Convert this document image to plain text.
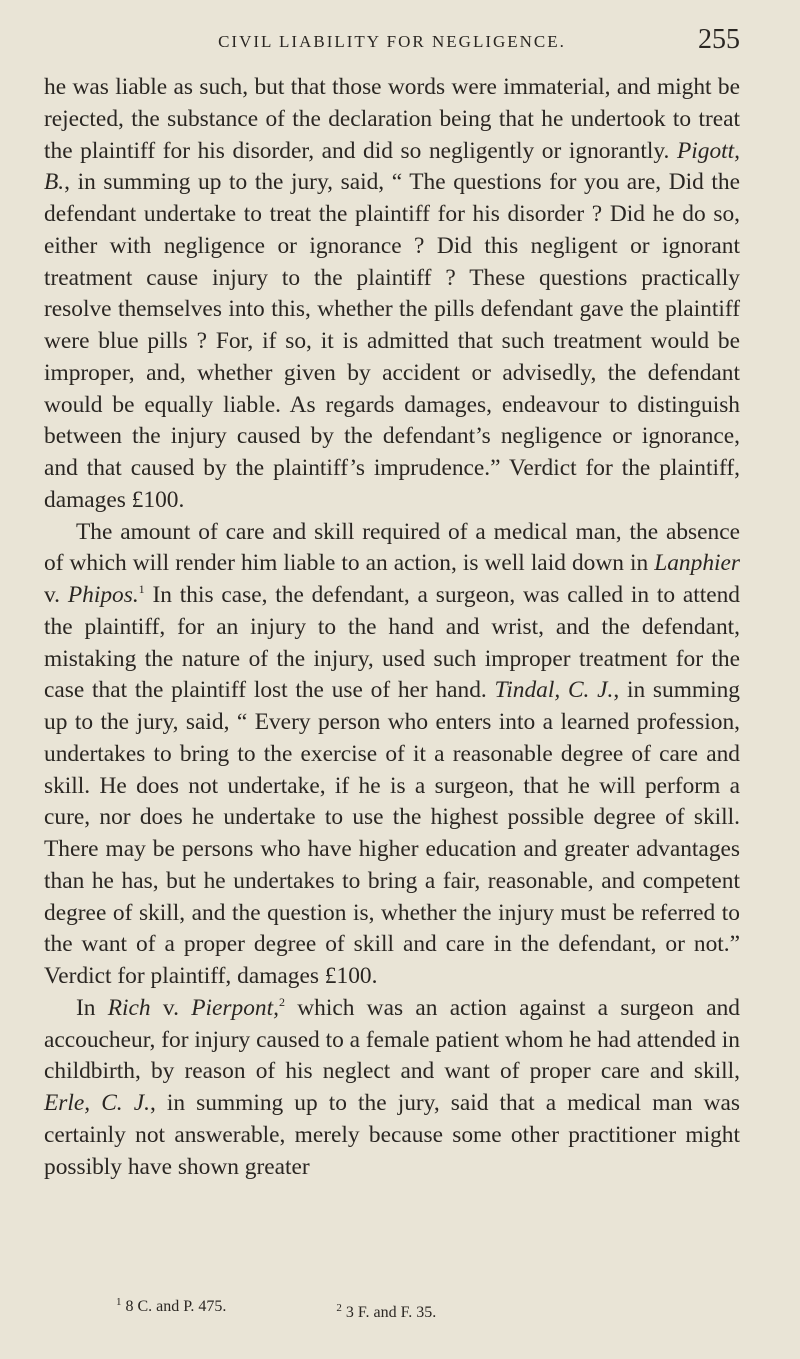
CIVIL LIABILITY FOR NEGLIGENCE.	255

he was liable as such, but that those words were immaterial, and might be rejected, the substance of the declaration being that he undertook to treat the plaintiff for his disorder, and did so negligently or ignorantly. Pigott, B., in summing up to the jury, said, “ The questions for you are, Did the defendant undertake to treat the plaintiff for his disorder ? Did he do so, either with negligence or ignorance ? Did this negligent or ignorant treatment cause injury to the plaintiff ? These questions practically resolve themselves into this, whether the pills defendant gave the plaintiff were blue pills ? For, if so, it is admitted that such treatment would be improper, and, whether given by accident or advisedly, the defendant would be equally liable. As regards damages, endeavour to distinguish between the injury caused by the defendant’s negligence or ignorance, and that caused by the plaintiff’s imprudence.” Verdict for the plaintiff, damages £100.

The amount of care and skill required of a medical man, the absence of which will render him liable to an action, is well laid down in Lanphier v. Phipos.$^1$ In this case, the defendant, a surgeon, was called in to attend the plaintiff, for an injury to the hand and wrist, and the defendant, mistaking the nature of the injury, used such improper treatment for the case that the plaintiff lost the use of her hand. Tindal, C. J., in summing up to the jury, said, “ Every person who enters into a learned profession, undertakes to bring to the exercise of it a reasonable degree of care and skill. He does not undertake, if he is a surgeon, that he will perform a cure, nor does he undertake to use the highest possible degree of skill. There may be persons who have higher education and greater advantages than he has, but he undertakes to bring a fair, reasonable, and competent degree of skill, and the question is, whether the injury must be referred to the want of a proper degree of skill and care in the defendant, or not.” Verdict for plaintiff, damages £100.

In Rich v. Pierpont,$^2$ which was an action against a surgeon and accoucheur, for injury caused to a female patient whom he had attended in childbirth, by reason of his neglect and want of proper care and skill, Erle, C. J., in summing up to the jury, said that a medical man was certainly not answerable, merely because some other practitioner might possibly have shown greater

$^1$ 8 C. and P. 475.	$^2$ 3 F. and F. 35.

-------------------------

WORK TO COMPLETE - Write out the full set of lines verbatim, without the pictures.

ANSWER IN FULL -
Convert this document image to plain text.
CIVIL LIABILITY FOR NEGLIGENCE.	255

he was liable as such, but that those words were immaterial, and might be rejected, the substance of the declaration being that he undertook to treat the plaintiff for his disorder, and did so negligently or ignorantly. Pigott, B., in summing up to the jury, said, “ The questions for you are, Did the defendant undertake to treat the plaintiff for his disorder ? Did he do so, either with negligence or ignorance ? Did this negligent or ignorant treatment cause injury to the plaintiff ? These questions practically resolve themselves into this, whether the pills defendant gave the plaintiff were blue pills ? For, if so, it is admitted that such treatment would be improper, and, whether given by accident or advisedly, the defendant would be equally liable. As regards damages, endeavour to distinguish between the injury caused by the defendant’s negligence or ignorance, and that caused by the plaintiff’s imprudence.” Verdict for the plaintiff, damages £100.

The amount of care and skill required of a medical man, the absence of which will render him liable to an action, is well laid down in Lanphier v. Phipos.$^1$ In this case, the defendant, a surgeon, was called in to attend the plaintiff, for an injury to the hand and wrist, and the defendant, mistaking the nature of the injury, used such improper treatment for the case that the plaintiff lost the use of her hand. Tindal, C. J., in summing up to the jury, said, “ Every person who enters into a learned profession, undertakes to bring to the exercise of it a reasonable degree of care and skill. He does not undertake, if he is a surgeon, that he will perform a cure, nor does he undertake to use the highest possible degree of skill. There may be persons who have higher education and greater advantages than he has, but he undertakes to bring a fair, reasonable, and competent degree of skill, and the question is, whether the injury must be referred to the want of a proper degree of skill and care in the defendant, or not.” Verdict for plaintiff, damages £100.

In Rich v. Pierpont,$^2$ which was an action against a surgeon and accoucheur, for injury caused to a female patient whom he had attended in childbirth, by reason of his neglect and want of proper care and skill, Erle, C. J., in summing up to the jury, said that a medical man was certainly not answerable, merely because some other practitioner might possibly have shown greater

$^1$ 8 C. and P. 475.	$^2$ 3 F. and F. 35.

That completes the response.